*TEKS BACAAN*.
* * * * * * *

Imam Syafi’i Yang Jenius

 Dikisahkan bahwa sebagian ulama terkemuka di Irak iri kepada Imam Syafi’i radhiyallahu ‘anhu. Mereka membuat tipu daya kepadanya lantaran beliau lebih unggul dari mereka dari segi ilmu dan hikmah. Imam Syafi’i mendapatkan hati para pencari ilmu pengetahuan sehingga mereka hanya berminat dengan majelis pengajian beliau, mereka hanya mau tunduk dengan pendapat dan ilmu beliau. Oleh karena itulah, para ulama yang iri terhadap Imam Syafi’i membuat kesepakatan di antara mereka untuk memberikan pertanyaan-pertanyaan yang rumit dalam bentuk teka-teki. Sehingga mereka dapat menguji kecerdasan beliau, seberapa mendalam dan seberapa matang ilmu beliau di hadapan Khalifah Harun ar-Rasyid yang sangat kagum dengan beliau dan sering memuji beliau. Setelah mereka selesai membuat pertanyaan-pertanyaan, mereka menyampaikan kepada khalifah yang ikut hadir dalam diskusi dan mendengarkan pertanyaan-pertanyaan yang dapat dijawab oleh Imam Syafi’i radhiyallahu ‘anhu dengan penuh kecerdasan dan kefasihan.

Berikut ini soal jawab tersebut:

Soal 1: Bagaimana pendapatmu tentang seseorang yang menyembelih kambing di rumahnya kemudian dia keluar untuk suatu keperluan, lalu dia kembali lagi lantas dia berkata kepada keluarganya, “Makanlah kambing ini. Sungguh kambing ini haram bagiku.” Keluarga pun berkata, “Demikian juga haram bagi kami?”

Jawab 1: Sesungguhnya laki-laki tersebut orang musyrik. Dia menyembelih kambaing atas nama berhala, lalu dia keluar dari rumahnya untuk suatu keperluan, dan ternyata Allah Subhanahu wa Ta’ala memberi hidayah kepadanya untuk memeluk agama Islam, sehingga dia masuk Islam. Maka, kambing tersebut haram baginya. Ketika para keluarganya tahu bahwa lelaki tersebut masuk Islam, maka mereka pun ikut masuk Islam. Maka, kambing tersebut juga diharamkan atas mereka.

* * * * * * *

*DATA MENTAH*.
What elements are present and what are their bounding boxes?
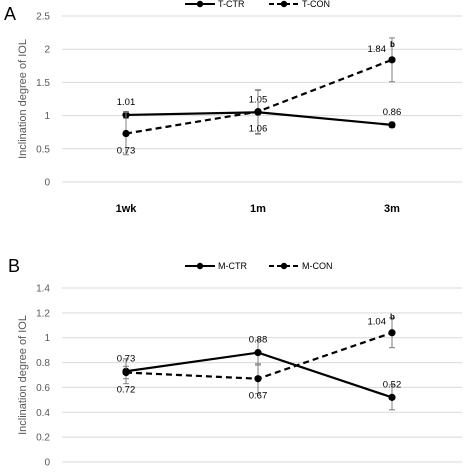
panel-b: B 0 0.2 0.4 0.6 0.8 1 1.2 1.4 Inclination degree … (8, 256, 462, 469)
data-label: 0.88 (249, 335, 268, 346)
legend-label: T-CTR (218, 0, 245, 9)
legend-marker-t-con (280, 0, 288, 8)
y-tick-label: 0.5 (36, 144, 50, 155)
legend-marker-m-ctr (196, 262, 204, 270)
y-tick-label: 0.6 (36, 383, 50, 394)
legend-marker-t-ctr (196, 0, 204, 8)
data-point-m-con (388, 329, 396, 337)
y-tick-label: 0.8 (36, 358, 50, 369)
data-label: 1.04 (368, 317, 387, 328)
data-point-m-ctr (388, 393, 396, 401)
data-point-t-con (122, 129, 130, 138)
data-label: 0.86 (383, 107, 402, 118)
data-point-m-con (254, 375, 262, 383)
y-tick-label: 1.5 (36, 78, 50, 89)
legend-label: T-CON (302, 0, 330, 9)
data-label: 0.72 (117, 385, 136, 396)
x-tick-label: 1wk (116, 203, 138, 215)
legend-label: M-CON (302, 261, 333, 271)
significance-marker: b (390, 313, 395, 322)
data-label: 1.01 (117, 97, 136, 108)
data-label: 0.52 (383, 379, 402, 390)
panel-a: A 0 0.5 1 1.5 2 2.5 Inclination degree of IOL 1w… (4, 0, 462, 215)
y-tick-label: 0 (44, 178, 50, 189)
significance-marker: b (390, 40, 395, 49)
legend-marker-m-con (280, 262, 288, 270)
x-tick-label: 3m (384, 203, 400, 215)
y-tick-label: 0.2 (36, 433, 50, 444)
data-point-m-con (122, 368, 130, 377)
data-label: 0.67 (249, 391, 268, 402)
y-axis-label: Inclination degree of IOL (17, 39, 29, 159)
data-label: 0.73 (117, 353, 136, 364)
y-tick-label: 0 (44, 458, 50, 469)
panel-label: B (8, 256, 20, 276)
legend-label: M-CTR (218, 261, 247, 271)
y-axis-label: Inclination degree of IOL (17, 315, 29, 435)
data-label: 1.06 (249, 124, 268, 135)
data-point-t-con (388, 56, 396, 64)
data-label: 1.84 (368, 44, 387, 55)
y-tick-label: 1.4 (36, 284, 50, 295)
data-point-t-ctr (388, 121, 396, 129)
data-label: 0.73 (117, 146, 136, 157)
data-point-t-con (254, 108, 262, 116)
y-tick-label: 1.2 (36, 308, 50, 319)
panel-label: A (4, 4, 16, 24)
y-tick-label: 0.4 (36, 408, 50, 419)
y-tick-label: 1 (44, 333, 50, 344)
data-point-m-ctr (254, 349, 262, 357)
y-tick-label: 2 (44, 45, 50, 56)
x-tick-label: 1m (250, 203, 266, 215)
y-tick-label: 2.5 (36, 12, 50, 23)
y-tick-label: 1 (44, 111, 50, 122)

* * * * * * *

Salin dengan tepat bagian kisah Imam Syafi’i di antara "Jawab 1: Sesungguhnya" dan "diharamkan atas mereka.", termasuk kedua bagian tersebut. Data ini diambil dari sumber yang berbeda dengan kisah Imam Syafi’i.

*HASIL TUGAS*.
Jawab 1: Sesungguhnya laki-laki tersebut orang musyrik. Dia menyembelih kambaing atas nama berhala, lalu dia keluar dari rumahnya untuk suatu keperluan, dan ternyata Allah Subhanahu wa Ta’ala memberi hidayah kepadanya untuk memeluk agama Islam, sehingga dia masuk Islam. Maka, kambing tersebut haram baginya. Ketika para keluarganya tahu bahwa lelaki tersebut masuk Islam, maka mereka pun ikut masuk Islam. Maka, kambing tersebut juga diharamkan atas mereka.